▸ **Short exercise**
Copy out every line of the data exactly.

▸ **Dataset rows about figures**
— START —

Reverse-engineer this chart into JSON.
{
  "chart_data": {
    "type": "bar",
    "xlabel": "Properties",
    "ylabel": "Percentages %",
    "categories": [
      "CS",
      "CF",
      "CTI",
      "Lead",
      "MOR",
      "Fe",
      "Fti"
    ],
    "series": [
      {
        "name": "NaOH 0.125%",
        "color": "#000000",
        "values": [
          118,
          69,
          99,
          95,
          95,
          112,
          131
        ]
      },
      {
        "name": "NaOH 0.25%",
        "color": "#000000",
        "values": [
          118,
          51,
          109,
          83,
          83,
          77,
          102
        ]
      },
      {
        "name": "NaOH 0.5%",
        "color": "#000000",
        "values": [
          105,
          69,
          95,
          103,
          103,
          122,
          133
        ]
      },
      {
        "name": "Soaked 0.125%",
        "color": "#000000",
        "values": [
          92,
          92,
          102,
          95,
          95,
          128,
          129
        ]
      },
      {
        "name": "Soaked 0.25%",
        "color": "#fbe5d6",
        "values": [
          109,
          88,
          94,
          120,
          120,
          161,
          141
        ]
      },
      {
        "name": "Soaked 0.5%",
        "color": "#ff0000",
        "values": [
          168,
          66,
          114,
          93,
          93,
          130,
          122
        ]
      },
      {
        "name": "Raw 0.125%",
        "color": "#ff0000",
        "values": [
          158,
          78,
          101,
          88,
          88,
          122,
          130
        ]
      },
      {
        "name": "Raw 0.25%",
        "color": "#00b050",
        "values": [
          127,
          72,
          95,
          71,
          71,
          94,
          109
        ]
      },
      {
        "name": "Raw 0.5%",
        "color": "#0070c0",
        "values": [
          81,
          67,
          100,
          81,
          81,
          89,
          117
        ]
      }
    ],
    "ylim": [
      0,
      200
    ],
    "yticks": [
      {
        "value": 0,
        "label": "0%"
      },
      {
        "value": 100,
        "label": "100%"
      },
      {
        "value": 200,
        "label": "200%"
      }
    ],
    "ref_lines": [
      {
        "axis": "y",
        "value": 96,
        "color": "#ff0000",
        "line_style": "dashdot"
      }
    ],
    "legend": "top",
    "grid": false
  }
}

— END —

▸ **Solution below**
Reverse-engineer this chart into JSON.
{
  "chart_data": {
    "type": "bar",
    "xlabel": "Properties",
    "ylabel": "Percentages %",
    "categories": [
      "CS",
      "CF",
      "CTI",
      "Lead",
      "MOR",
      "Fe",
      "Fti"
    ],
    "series": [
      {
        "name": "NaOH 0.125%",
        "color": "#000000",
        "values": [
          118,
          69,
          99,
          95,
          95,
          112,
          131
        ]
      },
      {
        "name": "NaOH 0.25%",
        "color": "#000000",
        "values": [
          118,
          51,
          109,
          83,
          83,
          77,
          102
        ]
      },
      {
        "name": "NaOH 0.5%",
        "color": "#000000",
        "values": [
          105,
          69,
          95,
          103,
          103,
          122,
          133
        ]
      },
      {
        "name": "Soaked 0.125%",
        "color": "#000000",
        "values": [
          92,
          92,
          102,
          95,
          95,
          128,
          129
        ]
      },
      {
        "name": "Soaked 0.25%",
        "color": "#fbe5d6",
        "values": [
          109,
          88,
          94,
          120,
          120,
          161,
          141
        ]
      },
      {
        "name": "Soaked 0.5%",
        "color": "#ff0000",
        "values": [
          168,
          66,
          114,
          93,
          93,
          130,
          122
        ]
      },
      {
        "name": "Raw 0.125%",
        "color": "#ff0000",
        "values": [
          158,
          78,
          101,
          88,
          88,
          122,
          130
        ]
      },
      {
        "name": "Raw 0.25%",
        "color": "#00b050",
        "values": [
          127,
          72,
          95,
          71,
          71,
          94,
          109
        ]
      },
      {
        "name": "Raw 0.5%",
        "color": "#0070c0",
        "values": [
          81,
          67,
          100,
          81,
          81,
          89,
          117
        ]
      }
    ],
    "ylim": [
      0,
      200
    ],
    "yticks": [
      {
        "value": 0,
        "label": "0%"
      },
      {
        "value": 100,
        "label": "100%"
      },
      {
        "value": 200,
        "label": "200%"
      }
    ],
    "ref_lines": [
      {
        "axis": "y",
        "value": 96,
        "color": "#ff0000",
        "line_style": "dashdot"
      }
    ],
    "legend": "top",
    "grid": false
  }
}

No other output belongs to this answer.